--- START Data shown ---
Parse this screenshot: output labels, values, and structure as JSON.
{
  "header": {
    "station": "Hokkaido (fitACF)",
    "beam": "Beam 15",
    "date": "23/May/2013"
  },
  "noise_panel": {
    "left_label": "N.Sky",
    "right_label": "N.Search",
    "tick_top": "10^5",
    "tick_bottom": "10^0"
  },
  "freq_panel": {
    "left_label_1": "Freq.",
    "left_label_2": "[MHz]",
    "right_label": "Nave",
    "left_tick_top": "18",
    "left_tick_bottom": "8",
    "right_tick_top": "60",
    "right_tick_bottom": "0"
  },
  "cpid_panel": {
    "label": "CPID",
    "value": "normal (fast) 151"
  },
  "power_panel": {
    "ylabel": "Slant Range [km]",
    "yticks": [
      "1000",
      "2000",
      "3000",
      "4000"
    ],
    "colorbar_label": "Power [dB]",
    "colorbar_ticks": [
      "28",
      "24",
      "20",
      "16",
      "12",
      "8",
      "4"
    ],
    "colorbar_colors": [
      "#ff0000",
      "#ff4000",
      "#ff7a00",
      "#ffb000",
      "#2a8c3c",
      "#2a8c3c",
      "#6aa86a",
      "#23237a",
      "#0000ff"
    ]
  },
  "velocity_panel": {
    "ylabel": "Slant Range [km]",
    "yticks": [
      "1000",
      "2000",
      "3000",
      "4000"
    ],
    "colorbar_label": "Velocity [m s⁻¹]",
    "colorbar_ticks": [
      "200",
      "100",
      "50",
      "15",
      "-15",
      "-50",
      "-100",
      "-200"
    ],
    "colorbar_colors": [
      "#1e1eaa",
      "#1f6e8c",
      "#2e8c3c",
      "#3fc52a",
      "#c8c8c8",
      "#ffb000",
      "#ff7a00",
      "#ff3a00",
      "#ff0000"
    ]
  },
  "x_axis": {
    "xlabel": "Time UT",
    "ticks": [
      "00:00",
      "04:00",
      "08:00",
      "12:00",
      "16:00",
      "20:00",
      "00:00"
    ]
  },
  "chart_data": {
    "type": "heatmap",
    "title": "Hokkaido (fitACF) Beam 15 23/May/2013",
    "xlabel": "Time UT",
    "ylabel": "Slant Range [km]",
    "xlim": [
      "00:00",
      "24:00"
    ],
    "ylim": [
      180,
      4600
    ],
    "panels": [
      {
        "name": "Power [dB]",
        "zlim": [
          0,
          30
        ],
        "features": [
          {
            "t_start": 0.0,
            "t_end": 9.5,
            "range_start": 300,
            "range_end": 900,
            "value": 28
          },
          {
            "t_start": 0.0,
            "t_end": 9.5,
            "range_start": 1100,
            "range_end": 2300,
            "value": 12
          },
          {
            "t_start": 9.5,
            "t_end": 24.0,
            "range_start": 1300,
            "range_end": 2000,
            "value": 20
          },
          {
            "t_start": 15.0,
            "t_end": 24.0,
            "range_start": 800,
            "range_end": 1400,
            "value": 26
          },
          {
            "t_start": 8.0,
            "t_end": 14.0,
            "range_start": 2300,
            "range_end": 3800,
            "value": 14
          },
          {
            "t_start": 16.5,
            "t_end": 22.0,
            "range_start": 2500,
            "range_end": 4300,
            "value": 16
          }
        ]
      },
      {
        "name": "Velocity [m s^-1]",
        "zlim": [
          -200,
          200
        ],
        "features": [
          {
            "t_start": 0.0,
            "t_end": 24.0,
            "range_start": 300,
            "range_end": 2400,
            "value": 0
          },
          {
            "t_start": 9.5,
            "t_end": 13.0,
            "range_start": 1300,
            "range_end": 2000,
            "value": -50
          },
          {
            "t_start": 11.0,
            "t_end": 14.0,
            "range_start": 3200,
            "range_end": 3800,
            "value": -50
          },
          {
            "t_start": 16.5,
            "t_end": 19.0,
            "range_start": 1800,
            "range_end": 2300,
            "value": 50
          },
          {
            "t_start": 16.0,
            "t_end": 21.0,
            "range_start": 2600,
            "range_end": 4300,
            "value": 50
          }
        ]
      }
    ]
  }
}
--- END Data shown ---
◆ **Given task**
Quote the data above in full, changing nothing.

◆ **Written reply**
Parse this screenshot: output labels, values, and structure as JSON.
{
  "header": {
    "station": "Hokkaido (fitACF)",
    "beam": "Beam 15",
    "date": "23/May/2013"
  },
  "noise_panel": {
    "left_label": "N.Sky",
    "right_label": "N.Search",
    "tick_top": "10^5",
    "tick_bottom": "10^0"
  },
  "freq_panel": {
    "left_label_1": "Freq.",
    "left_label_2": "[MHz]",
    "right_label": "Nave",
    "left_tick_top": "18",
    "left_tick_bottom": "8",
    "right_tick_top": "60",
    "right_tick_bottom": "0"
  },
  "cpid_panel": {
    "label": "CPID",
    "value": "normal (fast) 151"
  },
  "power_panel": {
    "ylabel": "Slant Range [km]",
    "yticks": [
      "1000",
      "2000",
      "3000",
      "4000"
    ],
    "colorbar_label": "Power [dB]",
    "colorbar_ticks": [
      "28",
      "24",
      "20",
      "16",
      "12",
      "8",
      "4"
    ],
    "colorbar_colors": [
      "#ff0000",
      "#ff4000",
      "#ff7a00",
      "#ffb000",
      "#2a8c3c",
      "#2a8c3c",
      "#6aa86a",
      "#23237a",
      "#0000ff"
    ]
  },
  "velocity_panel": {
    "ylabel": "Slant Range [km]",
    "yticks": [
      "1000",
      "2000",
      "3000",
      "4000"
    ],
    "colorbar_label": "Velocity [m s⁻¹]",
    "colorbar_ticks": [
      "200",
      "100",
      "50",
      "15",
      "-15",
      "-50",
      "-100",
      "-200"
    ],
    "colorbar_colors": [
      "#1e1eaa",
      "#1f6e8c",
      "#2e8c3c",
      "#3fc52a",
      "#c8c8c8",
      "#ffb000",
      "#ff7a00",
      "#ff3a00",
      "#ff0000"
    ]
  },
  "x_axis": {
    "xlabel": "Time UT",
    "ticks": [
      "00:00",
      "04:00",
      "08:00",
      "12:00",
      "16:00",
      "20:00",
      "00:00"
    ]
  },
  "chart_data": {
    "type": "heatmap",
    "title": "Hokkaido (fitACF) Beam 15 23/May/2013",
    "xlabel": "Time UT",
    "ylabel": "Slant Range [km]",
    "xlim": [
      "00:00",
      "24:00"
    ],
    "ylim": [
      180,
      4600
    ],
    "panels": [
      {
        "name": "Power [dB]",
        "zlim": [
          0,
          30
        ],
        "features": [
          {
            "t_start": 0.0,
            "t_end": 9.5,
            "range_start": 300,
            "range_end": 900,
            "value": 28
          },
          {
            "t_start": 0.0,
            "t_end": 9.5,
            "range_start": 1100,
            "range_end": 2300,
            "value": 12
          },
          {
            "t_start": 9.5,
            "t_end": 24.0,
            "range_start": 1300,
            "range_end": 2000,
            "value": 20
          },
          {
            "t_start": 15.0,
            "t_end": 24.0,
            "range_start": 800,
            "range_end": 1400,
            "value": 26
          },
          {
            "t_start": 8.0,
            "t_end": 14.0,
            "range_start": 2300,
            "range_end": 3800,
            "value": 14
          },
          {
            "t_start": 16.5,
            "t_end": 22.0,
            "range_start": 2500,
            "range_end": 4300,
            "value": 16
          }
        ]
      },
      {
        "name": "Velocity [m s^-1]",
        "zlim": [
          -200,
          200
        ],
        "features": [
          {
            "t_start": 0.0,
            "t_end": 24.0,
            "range_start": 300,
            "range_end": 2400,
            "value": 0
          },
          {
            "t_start": 9.5,
            "t_end": 13.0,
            "range_start": 1300,
            "range_end": 2000,
            "value": -50
          },
          {
            "t_start": 11.0,
            "t_end": 14.0,
            "range_start": 3200,
            "range_end": 3800,
            "value": -50
          },
          {
            "t_start": 16.5,
            "t_end": 19.0,
            "range_start": 1800,
            "range_end": 2300,
            "value": 50
          },
          {
            "t_start": 16.0,
            "t_end": 21.0,
            "range_start": 2600,
            "range_end": 4300,
            "value": 50
          }
        ]
      }
    ]
  }
}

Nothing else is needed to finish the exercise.